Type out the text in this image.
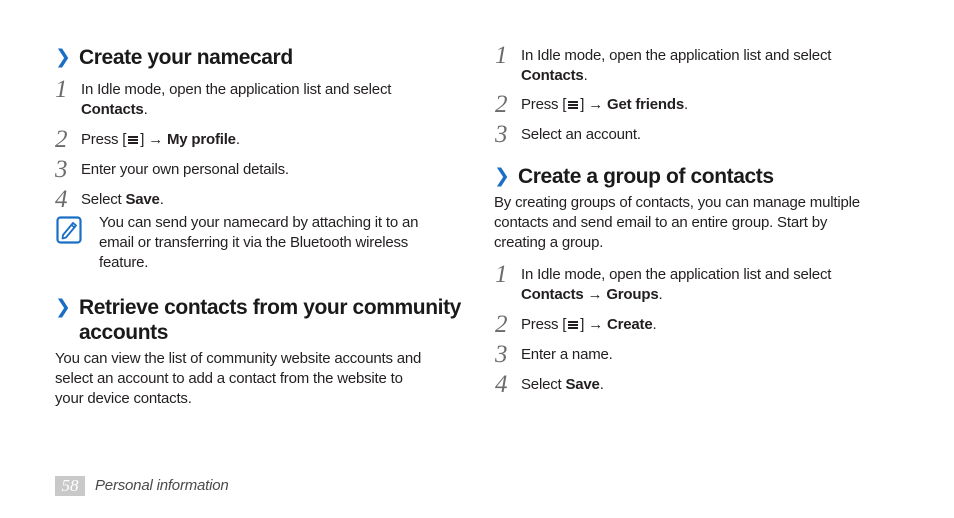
❯ Create your namecard
1 In Idle mode, open the application list and select
Contacts.
2 Press [ ] → My profile.
3 Enter your own personal details.
4 Select Save.
You can send your namecard by attaching it to an
email or transferring it via the Bluetooth wireless
feature.
❯ Retrieve contacts from your community
accounts
You can view the list of community website accounts and
select an account to add a contact from the website to
your device contacts.
1 In Idle mode, open the application list and select
Contacts.
2 Press [ ] → Get friends.
3 Select an account.
❯ Create a group of contacts
By creating groups of contacts, you can manage multiple
contacts and send email to an entire group. Start by
creating a group.
1 In Idle mode, open the application list and select
Contacts → Groups.
2 Press [ ] → Create.
3 Enter a name.
4 Select Save.
58	Personal information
———
▶ [AIM OF THE EXERCISE]
Pick out all lines containing the string "your".

▶ [COMPLETE RESPONSE]
❯ Create your namecard
3 Enter your own personal details.
You can send your namecard by attaching it to an
❯ Retrieve contacts from your community
your device contacts.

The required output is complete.